Exercise task:
Copy every line of the records below word for word, and leave the pictures out.
* BEGIN Provided data *
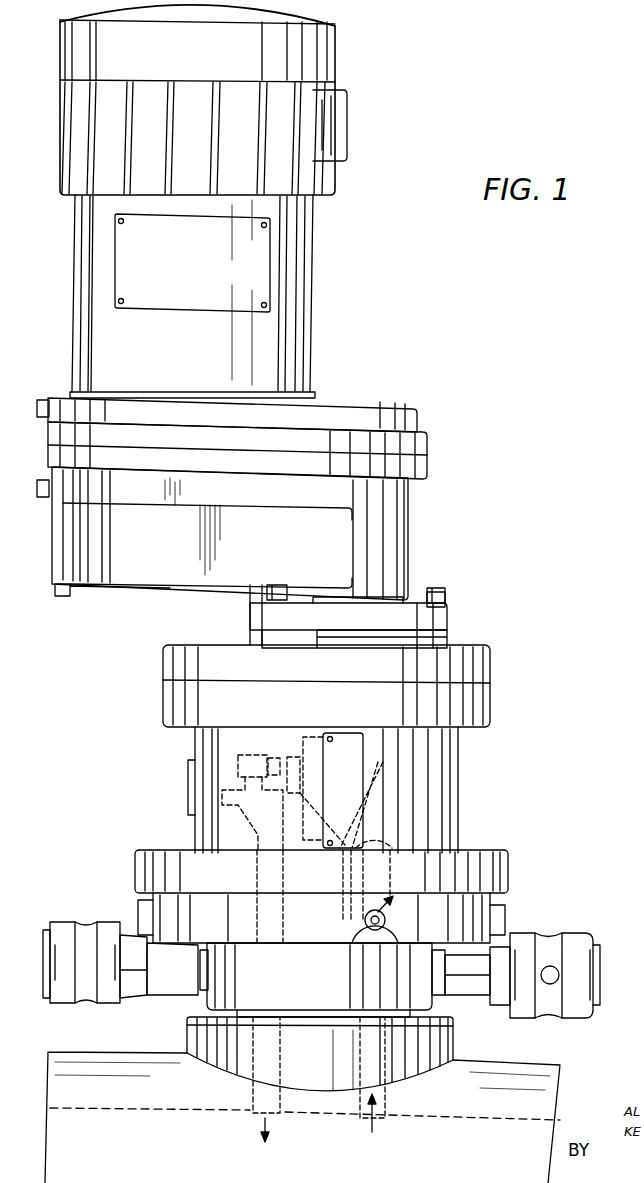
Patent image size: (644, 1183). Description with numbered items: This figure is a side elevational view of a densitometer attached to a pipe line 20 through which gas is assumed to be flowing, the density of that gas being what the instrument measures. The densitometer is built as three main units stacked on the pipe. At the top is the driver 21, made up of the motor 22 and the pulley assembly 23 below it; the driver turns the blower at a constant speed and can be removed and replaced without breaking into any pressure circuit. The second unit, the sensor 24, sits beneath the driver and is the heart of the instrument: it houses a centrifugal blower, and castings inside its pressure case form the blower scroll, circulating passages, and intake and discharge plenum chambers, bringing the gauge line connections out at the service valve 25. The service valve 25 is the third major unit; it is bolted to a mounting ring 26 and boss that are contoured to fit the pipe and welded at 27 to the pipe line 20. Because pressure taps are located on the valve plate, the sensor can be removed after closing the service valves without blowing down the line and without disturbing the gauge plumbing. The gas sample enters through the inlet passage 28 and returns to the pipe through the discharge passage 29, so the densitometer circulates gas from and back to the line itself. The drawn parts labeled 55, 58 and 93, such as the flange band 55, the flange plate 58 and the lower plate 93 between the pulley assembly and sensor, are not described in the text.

The pipe line 20 is at (527, 1067).
The driver 21 is at (466, 422).
The motor 22 is at (307, 280).
The pulley assembly 23 is at (403, 532).
The sensor 24 is at (506, 756).
The service valve 25 is at (570, 920).
The mounting ring 26 is at (453, 1045).
The weld 27 is at (413, 1082).
The inlet passage 28 is at (380, 1120).
The discharge passage 29 is at (277, 1118).
The flange band 55 is at (427, 445).
The upper flange plate 58 is at (447, 617).
The lower plate 93 is at (447, 640).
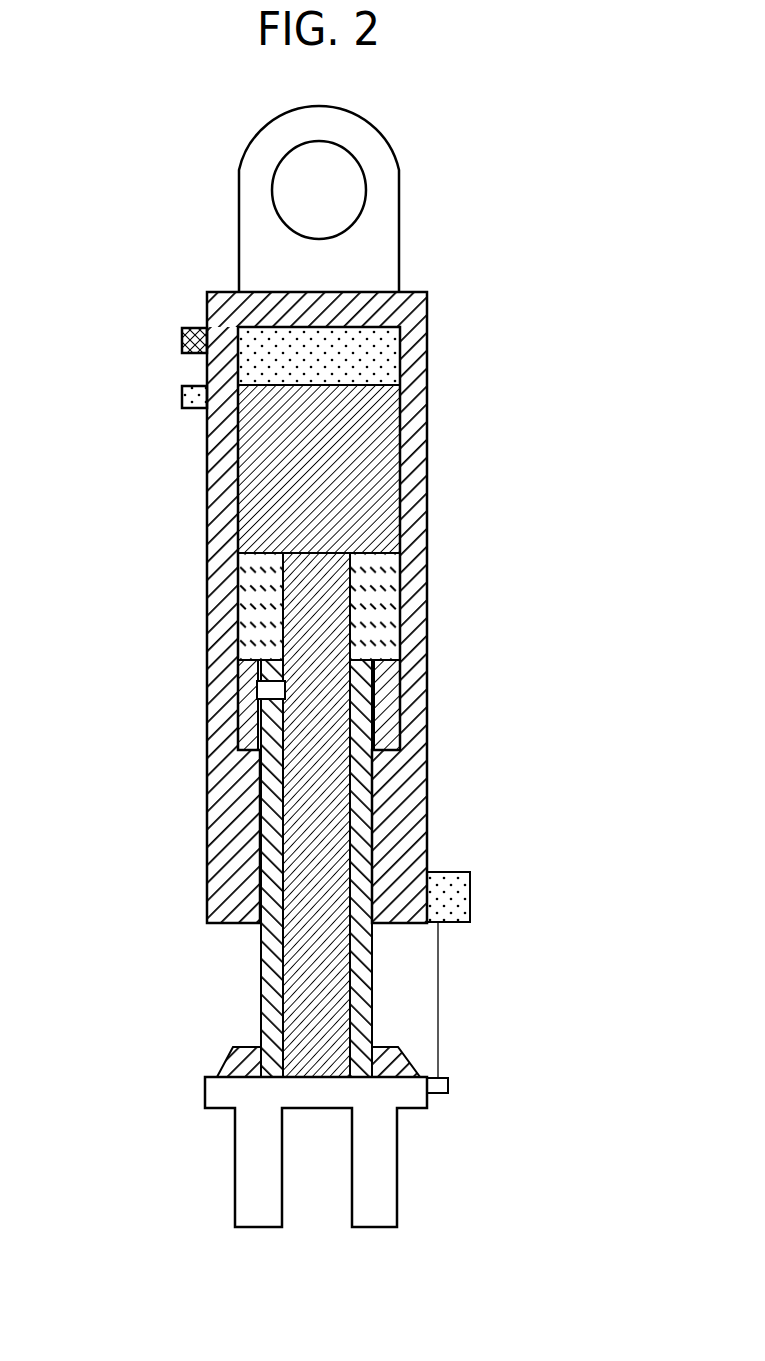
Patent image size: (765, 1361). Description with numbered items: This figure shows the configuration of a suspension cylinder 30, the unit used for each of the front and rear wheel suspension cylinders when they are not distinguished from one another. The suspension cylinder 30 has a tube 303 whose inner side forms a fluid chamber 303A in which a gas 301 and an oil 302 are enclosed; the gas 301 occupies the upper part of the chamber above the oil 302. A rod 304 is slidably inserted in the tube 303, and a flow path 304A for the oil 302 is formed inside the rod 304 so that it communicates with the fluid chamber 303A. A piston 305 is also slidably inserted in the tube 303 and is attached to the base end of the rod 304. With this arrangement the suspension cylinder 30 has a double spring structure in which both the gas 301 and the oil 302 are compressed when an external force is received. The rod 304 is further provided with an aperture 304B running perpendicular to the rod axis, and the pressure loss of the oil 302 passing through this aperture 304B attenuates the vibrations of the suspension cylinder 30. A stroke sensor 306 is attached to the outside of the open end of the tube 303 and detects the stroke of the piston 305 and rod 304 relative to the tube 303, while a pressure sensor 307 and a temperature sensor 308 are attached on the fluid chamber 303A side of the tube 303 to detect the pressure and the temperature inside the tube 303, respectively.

The suspension cylinder 30 is at (387, 142).
The gas 301 is at (370, 345).
The oil 302 is at (380, 478).
The tube 303 is at (429, 597).
The fluid chamber 303A is at (402, 372).
The rod 304 is at (235, 890).
The flow path 304A is at (283, 1018).
The aperture 304B is at (268, 690).
The piston 305 is at (247, 608).
The stroke sensor 306 is at (462, 902).
The pressure sensor 307 is at (182, 330).
The temperature sensor 308 is at (182, 392).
* END Provided data *
Response to the task:
Patent image size: (644, 1183). Description with numbered items: This figure is a side elevational view of a densitometer attached to a pipe line 20 through which gas is assumed to be flowing, the density of that gas being what the instrument measures. The densitometer is built as three main units stacked on the pipe. At the top is the driver 21, made up of the motor 22 and the pulley assembly 23 below it; the driver turns the blower at a constant speed and can be removed and replaced without breaking into any pressure circuit. The second unit, the sensor 24, sits beneath the driver and is the heart of the instrument: it houses a centrifugal blower, and castings inside its pressure case form the blower scroll, circulating passages, and intake and discharge plenum chambers, bringing the gauge line connections out at the service valve 25. The service valve 25 is the third major unit; it is bolted to a mounting ring 26 and boss that are contoured to fit the pipe and welded at 27 to the pipe line 20. Because pressure taps are located on the valve plate, the sensor can be removed after closing the service valves without blowing down the line and without disturbing the gauge plumbing. The gas sample enters through the inlet passage 28 and returns to the pipe through the discharge passage 29, so the densitometer circulates gas from and back to the line itself. The drawn parts labeled 55, 58 and 93, such as the flange band 55, the flange plate 58 and the lower plate 93 between the pulley assembly and sensor, are not described in the text.

The pipe line 20 is at (527, 1067).
The driver 21 is at (466, 422).
The motor 22 is at (307, 280).
The pulley assembly 23 is at (403, 532).
The sensor 24 is at (506, 756).
The service valve 25 is at (570, 920).
The mounting ring 26 is at (453, 1045).
The weld 27 is at (413, 1082).
The inlet passage 28 is at (380, 1120).
The discharge passage 29 is at (277, 1118).
The flange band 55 is at (427, 445).
The upper flange plate 58 is at (447, 617).
The lower plate 93 is at (447, 640).
Patent image size: (765, 1361). Description with numbered items: This figure shows the configuration of a suspension cylinder 30, the unit used for each of the front and rear wheel suspension cylinders when they are not distinguished from one another. The suspension cylinder 30 has a tube 303 whose inner side forms a fluid chamber 303A in which a gas 301 and an oil 302 are enclosed; the gas 301 occupies the upper part of the chamber above the oil 302. A rod 304 is slidably inserted in the tube 303, and a flow path 304A for the oil 302 is formed inside the rod 304 so that it communicates with the fluid chamber 303A. A piston 305 is also slidably inserted in the tube 303 and is attached to the base end of the rod 304. With this arrangement the suspension cylinder 30 has a double spring structure in which both the gas 301 and the oil 302 are compressed when an external force is received. The rod 304 is further provided with an aperture 304B running perpendicular to the rod axis, and the pressure loss of the oil 302 passing through this aperture 304B attenuates the vibrations of the suspension cylinder 30. A stroke sensor 306 is attached to the outside of the open end of the tube 303 and detects the stroke of the piston 305 and rod 304 relative to the tube 303, while a pressure sensor 307 and a temperature sensor 308 are attached on the fluid chamber 303A side of the tube 303 to detect the pressure and the temperature inside the tube 303, respectively.

The suspension cylinder 30 is at (387, 142).
The gas 301 is at (370, 345).
The oil 302 is at (380, 478).
The tube 303 is at (429, 597).
The fluid chamber 303A is at (402, 372).
The rod 304 is at (235, 890).
The flow path 304A is at (283, 1018).
The aperture 304B is at (268, 690).
The piston 305 is at (247, 608).
The stroke sensor 306 is at (462, 902).
The pressure sensor 307 is at (182, 330).
The temperature sensor 308 is at (182, 392).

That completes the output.